# DATA LISTING
= = = = =
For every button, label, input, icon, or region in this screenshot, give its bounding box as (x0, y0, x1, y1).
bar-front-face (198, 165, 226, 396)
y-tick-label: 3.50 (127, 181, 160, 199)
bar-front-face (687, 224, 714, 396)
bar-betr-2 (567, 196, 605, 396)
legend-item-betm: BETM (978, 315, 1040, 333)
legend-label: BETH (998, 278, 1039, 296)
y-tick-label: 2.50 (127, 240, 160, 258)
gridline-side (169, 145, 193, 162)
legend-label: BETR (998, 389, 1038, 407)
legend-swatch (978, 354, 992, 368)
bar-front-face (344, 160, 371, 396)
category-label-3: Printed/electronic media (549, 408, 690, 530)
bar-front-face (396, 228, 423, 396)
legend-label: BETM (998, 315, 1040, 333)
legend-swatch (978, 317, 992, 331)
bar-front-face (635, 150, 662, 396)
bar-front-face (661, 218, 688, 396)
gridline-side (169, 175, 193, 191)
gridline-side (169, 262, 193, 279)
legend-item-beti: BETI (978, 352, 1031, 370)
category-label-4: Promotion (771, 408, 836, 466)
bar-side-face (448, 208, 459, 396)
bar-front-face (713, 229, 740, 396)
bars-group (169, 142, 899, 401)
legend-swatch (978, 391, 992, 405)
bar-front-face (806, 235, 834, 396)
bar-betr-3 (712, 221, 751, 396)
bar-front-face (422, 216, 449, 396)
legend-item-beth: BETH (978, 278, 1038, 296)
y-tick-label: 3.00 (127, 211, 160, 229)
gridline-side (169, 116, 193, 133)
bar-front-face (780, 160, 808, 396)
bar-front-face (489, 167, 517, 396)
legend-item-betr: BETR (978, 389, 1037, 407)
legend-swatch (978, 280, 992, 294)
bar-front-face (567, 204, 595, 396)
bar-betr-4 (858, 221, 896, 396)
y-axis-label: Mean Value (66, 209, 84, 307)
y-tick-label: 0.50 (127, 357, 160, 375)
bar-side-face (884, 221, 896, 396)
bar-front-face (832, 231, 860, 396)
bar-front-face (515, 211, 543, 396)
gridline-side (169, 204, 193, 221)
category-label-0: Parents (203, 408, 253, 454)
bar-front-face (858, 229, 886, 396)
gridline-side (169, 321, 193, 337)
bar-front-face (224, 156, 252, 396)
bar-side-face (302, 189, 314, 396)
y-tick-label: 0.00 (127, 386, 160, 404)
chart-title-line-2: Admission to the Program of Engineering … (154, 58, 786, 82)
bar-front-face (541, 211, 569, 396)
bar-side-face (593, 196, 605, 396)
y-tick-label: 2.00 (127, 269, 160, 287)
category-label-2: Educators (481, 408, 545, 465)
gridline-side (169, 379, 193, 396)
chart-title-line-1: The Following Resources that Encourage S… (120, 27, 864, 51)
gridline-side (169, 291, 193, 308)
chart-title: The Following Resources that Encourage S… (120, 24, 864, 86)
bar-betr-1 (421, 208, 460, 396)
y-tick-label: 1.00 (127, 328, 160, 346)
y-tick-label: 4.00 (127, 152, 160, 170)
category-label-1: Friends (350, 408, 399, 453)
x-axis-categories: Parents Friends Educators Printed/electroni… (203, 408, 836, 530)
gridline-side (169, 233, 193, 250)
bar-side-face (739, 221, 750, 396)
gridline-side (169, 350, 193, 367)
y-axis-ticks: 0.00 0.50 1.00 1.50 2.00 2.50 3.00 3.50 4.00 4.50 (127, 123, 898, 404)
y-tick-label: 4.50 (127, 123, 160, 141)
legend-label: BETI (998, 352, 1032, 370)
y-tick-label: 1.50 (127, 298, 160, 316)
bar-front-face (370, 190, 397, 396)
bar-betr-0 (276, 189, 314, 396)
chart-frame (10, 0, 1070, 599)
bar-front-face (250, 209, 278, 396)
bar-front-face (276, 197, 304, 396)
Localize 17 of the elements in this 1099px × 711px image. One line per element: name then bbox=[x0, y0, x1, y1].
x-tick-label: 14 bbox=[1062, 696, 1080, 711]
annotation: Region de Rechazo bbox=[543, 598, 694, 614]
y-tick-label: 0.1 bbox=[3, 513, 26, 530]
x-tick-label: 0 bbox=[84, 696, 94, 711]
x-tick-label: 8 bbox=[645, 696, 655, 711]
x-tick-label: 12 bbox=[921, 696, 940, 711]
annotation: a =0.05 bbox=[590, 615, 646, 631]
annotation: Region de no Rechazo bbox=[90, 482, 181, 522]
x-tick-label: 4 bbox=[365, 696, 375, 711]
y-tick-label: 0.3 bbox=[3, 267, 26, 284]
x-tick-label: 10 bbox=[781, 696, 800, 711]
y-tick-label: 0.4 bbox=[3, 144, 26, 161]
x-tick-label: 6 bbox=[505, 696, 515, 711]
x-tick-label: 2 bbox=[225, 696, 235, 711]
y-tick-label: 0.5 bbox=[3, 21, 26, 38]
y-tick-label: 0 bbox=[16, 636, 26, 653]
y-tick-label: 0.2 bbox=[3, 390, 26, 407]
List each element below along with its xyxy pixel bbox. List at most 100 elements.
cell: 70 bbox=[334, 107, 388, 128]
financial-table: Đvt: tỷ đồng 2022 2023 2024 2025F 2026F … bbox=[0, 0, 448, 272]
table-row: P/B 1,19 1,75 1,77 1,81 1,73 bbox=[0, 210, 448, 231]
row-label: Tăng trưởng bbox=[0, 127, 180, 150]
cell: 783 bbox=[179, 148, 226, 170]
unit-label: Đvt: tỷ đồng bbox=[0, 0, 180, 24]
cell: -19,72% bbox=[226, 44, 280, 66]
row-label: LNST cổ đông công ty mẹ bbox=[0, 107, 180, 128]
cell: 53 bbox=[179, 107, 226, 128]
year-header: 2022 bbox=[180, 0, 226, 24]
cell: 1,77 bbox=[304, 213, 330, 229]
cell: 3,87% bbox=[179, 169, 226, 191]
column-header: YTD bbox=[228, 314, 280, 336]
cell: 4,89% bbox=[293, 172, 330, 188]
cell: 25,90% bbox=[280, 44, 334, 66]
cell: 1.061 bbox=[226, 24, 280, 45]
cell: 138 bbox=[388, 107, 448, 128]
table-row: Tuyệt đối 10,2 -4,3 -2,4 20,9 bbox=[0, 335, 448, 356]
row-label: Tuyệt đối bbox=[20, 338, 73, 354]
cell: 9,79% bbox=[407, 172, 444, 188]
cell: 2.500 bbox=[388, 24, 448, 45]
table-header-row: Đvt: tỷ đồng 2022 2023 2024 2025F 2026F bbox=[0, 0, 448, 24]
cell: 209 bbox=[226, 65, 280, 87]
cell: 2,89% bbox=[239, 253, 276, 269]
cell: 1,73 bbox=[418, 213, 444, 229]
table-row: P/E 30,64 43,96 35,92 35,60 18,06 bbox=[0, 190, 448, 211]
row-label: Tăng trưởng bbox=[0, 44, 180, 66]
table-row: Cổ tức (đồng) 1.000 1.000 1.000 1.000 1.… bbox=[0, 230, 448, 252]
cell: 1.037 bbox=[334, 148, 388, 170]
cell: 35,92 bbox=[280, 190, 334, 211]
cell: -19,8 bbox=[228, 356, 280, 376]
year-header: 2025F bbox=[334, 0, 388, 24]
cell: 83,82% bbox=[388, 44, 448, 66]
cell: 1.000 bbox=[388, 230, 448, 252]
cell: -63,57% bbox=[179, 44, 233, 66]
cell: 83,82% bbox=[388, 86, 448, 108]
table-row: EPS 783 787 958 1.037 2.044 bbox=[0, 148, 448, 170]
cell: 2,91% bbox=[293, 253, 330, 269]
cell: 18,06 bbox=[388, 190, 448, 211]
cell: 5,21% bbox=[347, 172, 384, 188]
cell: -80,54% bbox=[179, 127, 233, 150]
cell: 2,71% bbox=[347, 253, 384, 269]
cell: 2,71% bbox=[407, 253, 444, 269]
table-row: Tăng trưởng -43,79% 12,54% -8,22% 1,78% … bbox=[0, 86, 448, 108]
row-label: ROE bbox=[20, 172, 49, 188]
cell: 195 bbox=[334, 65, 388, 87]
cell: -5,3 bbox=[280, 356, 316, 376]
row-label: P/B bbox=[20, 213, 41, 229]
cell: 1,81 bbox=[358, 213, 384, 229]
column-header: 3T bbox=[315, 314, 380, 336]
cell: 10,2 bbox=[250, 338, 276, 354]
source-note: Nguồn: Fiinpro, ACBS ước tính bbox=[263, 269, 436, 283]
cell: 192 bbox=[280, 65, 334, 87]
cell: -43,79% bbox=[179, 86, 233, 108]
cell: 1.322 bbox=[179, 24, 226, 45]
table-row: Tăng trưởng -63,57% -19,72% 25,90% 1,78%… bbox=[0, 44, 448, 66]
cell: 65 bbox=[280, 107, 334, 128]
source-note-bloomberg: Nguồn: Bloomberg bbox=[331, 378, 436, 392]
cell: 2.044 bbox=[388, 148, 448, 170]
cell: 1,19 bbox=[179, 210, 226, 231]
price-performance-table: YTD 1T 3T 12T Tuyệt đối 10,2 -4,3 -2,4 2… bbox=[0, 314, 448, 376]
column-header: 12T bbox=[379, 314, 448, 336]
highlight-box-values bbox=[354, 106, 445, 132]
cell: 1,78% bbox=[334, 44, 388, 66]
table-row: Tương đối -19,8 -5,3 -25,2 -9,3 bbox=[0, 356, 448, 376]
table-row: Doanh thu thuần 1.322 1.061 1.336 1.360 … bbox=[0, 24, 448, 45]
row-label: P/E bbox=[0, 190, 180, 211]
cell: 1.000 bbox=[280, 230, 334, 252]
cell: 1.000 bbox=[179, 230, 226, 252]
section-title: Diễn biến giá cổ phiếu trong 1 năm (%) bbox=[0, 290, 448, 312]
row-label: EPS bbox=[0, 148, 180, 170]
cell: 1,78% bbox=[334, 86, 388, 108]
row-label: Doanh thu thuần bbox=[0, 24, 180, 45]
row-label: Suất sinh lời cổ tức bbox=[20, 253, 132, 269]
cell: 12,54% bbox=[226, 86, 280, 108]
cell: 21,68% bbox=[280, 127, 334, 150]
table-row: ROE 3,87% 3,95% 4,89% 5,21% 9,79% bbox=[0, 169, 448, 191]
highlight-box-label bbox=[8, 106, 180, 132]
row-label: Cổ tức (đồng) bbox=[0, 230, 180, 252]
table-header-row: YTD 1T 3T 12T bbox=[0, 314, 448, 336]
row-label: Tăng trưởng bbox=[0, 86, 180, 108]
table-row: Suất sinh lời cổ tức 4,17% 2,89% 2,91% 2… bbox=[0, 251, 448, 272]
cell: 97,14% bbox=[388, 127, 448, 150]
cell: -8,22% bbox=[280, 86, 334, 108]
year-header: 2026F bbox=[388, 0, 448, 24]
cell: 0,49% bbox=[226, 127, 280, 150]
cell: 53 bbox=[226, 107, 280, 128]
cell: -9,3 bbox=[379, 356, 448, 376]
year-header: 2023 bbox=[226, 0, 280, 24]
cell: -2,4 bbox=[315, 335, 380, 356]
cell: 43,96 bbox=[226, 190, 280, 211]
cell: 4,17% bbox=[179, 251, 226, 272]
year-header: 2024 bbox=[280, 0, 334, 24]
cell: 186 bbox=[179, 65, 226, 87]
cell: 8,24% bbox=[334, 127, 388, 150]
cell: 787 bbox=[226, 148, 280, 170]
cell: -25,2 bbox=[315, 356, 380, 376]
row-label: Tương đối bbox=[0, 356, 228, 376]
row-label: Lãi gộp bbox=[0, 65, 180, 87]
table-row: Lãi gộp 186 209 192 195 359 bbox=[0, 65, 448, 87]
= = = = =
# WHAT NEEDS TO BE DONE
Count how many rows above contain the string "gridline" with matching case. Reply with the number alone.

# EXERCISE OUTPUT
10